___ The input ___

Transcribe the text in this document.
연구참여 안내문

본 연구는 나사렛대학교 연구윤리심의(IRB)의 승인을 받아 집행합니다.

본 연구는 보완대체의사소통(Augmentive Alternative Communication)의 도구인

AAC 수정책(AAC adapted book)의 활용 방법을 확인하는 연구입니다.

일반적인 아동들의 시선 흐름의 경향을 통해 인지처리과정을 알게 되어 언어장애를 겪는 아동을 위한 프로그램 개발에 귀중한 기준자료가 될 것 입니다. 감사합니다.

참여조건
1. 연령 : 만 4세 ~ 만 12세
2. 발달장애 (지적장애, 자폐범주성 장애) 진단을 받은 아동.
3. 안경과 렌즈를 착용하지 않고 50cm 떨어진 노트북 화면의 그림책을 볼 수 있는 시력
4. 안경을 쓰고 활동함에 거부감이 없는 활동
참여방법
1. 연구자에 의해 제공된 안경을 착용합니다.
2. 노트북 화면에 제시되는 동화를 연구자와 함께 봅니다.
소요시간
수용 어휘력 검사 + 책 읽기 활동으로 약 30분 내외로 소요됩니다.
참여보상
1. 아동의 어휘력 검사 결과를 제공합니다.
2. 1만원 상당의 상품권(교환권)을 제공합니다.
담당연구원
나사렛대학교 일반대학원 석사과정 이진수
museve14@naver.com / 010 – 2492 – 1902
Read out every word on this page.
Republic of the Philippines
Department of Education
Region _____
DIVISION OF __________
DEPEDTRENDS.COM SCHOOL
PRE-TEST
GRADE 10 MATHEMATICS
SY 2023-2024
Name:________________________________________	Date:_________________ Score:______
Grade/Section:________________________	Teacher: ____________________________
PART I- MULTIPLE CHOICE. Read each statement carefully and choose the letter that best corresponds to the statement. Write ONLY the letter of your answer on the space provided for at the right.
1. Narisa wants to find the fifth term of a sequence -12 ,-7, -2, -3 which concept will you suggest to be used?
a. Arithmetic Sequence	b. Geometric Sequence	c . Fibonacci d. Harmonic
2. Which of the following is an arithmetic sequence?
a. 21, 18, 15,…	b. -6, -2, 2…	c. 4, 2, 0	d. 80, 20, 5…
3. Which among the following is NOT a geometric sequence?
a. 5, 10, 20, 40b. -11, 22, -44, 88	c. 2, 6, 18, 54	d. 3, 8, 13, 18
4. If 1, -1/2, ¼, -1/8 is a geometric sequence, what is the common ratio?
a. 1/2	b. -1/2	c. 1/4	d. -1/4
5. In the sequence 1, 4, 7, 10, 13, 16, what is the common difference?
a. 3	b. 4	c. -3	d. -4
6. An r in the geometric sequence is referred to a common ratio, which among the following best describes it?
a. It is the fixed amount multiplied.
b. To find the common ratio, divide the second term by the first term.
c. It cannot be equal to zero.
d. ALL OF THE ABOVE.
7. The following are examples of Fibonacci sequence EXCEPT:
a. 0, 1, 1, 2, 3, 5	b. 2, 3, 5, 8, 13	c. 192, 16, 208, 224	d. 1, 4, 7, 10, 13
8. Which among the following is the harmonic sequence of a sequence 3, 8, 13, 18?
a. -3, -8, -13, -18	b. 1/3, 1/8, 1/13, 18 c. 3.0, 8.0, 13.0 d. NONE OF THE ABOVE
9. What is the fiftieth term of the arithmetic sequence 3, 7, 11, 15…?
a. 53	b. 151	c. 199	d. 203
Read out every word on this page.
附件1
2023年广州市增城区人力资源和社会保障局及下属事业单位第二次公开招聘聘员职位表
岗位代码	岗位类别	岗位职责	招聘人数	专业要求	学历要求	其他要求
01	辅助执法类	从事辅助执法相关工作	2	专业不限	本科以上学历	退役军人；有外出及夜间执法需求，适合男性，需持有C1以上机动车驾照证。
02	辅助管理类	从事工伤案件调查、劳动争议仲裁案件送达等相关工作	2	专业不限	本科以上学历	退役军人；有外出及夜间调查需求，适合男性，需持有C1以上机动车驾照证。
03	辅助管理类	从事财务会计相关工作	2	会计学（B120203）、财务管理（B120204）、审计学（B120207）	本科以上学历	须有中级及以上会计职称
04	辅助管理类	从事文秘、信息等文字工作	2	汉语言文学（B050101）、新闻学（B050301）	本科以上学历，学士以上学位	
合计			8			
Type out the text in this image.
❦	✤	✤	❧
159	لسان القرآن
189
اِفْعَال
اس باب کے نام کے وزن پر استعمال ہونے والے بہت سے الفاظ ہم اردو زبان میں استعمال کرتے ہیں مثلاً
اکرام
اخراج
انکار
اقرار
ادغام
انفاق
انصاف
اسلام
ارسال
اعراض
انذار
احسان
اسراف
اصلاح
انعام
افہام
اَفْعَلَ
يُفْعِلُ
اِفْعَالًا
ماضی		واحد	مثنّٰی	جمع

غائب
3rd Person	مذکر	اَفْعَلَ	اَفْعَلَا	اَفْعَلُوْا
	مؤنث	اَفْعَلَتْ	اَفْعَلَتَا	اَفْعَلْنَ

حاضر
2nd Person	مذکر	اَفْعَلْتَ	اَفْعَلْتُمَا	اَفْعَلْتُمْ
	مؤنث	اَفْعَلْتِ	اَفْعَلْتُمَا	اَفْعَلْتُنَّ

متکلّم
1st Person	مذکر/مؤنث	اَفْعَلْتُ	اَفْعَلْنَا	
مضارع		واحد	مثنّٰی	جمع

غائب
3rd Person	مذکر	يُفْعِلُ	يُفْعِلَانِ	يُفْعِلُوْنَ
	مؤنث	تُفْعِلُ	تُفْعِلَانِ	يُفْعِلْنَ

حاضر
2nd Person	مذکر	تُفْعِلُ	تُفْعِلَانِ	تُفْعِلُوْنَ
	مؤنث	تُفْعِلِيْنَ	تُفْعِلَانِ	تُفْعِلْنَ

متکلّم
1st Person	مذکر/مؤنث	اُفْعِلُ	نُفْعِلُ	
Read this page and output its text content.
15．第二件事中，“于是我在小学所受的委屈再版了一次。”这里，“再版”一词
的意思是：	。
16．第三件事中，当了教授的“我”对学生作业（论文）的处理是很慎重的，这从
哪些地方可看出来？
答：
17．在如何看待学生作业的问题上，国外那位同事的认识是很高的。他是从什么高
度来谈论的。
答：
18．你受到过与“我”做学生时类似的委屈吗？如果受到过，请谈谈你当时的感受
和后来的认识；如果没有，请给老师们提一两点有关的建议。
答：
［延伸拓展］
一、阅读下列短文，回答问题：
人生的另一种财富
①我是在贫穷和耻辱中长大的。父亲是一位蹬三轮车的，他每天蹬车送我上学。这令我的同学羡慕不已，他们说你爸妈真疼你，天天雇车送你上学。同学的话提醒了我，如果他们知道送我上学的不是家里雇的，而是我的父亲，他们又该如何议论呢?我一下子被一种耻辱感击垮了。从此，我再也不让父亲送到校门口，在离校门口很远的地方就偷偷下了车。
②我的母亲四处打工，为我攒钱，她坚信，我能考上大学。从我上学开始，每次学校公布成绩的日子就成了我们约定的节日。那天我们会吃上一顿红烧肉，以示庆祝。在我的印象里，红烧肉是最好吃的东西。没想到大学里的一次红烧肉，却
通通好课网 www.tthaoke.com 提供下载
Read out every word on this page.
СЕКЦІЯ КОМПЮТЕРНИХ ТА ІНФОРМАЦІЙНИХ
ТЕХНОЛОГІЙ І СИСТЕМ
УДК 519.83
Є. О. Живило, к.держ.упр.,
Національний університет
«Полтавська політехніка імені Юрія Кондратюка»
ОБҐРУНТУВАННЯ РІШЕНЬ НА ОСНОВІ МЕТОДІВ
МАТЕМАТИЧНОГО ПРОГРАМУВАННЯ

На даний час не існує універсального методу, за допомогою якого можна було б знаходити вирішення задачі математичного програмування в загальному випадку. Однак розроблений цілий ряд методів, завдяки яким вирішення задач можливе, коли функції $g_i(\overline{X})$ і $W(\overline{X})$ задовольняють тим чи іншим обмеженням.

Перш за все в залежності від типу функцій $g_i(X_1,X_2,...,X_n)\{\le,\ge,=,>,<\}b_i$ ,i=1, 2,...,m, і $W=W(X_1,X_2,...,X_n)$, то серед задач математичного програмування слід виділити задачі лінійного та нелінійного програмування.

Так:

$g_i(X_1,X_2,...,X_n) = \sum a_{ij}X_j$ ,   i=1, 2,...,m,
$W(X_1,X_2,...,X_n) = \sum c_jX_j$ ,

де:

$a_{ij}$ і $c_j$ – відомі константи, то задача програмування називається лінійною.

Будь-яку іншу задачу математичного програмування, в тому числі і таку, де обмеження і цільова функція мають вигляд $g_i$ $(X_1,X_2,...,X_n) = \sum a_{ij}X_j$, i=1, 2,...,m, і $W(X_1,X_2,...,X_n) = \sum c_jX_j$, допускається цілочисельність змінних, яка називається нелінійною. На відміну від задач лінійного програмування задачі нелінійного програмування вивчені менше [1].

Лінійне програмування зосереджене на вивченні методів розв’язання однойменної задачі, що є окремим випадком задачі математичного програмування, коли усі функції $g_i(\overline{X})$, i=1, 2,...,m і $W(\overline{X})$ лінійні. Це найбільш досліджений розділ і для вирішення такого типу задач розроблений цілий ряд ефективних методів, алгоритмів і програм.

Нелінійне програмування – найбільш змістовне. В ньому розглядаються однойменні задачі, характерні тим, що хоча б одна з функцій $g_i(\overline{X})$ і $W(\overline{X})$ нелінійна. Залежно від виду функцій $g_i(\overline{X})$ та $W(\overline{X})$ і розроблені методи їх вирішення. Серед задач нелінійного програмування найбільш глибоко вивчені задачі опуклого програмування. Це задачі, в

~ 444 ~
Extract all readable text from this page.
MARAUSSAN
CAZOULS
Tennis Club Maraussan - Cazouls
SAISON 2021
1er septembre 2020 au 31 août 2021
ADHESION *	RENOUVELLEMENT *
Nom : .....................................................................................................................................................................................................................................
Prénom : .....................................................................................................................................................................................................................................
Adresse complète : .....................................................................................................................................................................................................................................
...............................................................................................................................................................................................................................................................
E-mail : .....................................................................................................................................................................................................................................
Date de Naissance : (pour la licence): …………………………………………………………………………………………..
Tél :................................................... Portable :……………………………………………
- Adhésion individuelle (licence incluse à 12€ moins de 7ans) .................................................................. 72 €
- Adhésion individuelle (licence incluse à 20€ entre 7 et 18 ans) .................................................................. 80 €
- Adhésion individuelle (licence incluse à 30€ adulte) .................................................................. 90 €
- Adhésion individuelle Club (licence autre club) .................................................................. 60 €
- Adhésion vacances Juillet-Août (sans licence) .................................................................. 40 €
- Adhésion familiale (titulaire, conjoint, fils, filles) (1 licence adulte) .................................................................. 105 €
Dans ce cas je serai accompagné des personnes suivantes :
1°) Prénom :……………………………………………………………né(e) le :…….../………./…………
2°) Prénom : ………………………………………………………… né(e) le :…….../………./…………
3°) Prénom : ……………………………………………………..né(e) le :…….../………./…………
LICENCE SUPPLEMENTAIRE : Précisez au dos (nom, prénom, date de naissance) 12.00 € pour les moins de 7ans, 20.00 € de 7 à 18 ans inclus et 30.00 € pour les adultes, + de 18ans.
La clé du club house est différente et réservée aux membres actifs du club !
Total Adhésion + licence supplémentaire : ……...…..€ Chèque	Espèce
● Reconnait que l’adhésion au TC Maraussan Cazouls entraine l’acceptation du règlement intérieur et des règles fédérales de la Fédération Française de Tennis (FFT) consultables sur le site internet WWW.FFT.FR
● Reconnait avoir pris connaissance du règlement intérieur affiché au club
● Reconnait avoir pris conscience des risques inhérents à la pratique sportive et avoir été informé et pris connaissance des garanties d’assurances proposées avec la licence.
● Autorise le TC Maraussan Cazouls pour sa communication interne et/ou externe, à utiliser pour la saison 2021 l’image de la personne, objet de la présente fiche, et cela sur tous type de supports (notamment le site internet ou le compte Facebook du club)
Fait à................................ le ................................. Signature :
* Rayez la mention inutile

___

### The problem
Copy out every line that includes the word "退役军人".

### Task answer
01	辅助执法类	从事辅助执法相关工作	2	专业不限	本科以上学历	退役军人；有外出及夜间执法需求，适合男性，需持有C1以上机动车驾照证。
02	辅助管理类	从事工伤案件调查、劳动争议仲裁案件送达等相关工作	2	专业不限	本科以上学历	退役军人；有外出及夜间调查需求，适合男性，需持有C1以上机动车驾照证。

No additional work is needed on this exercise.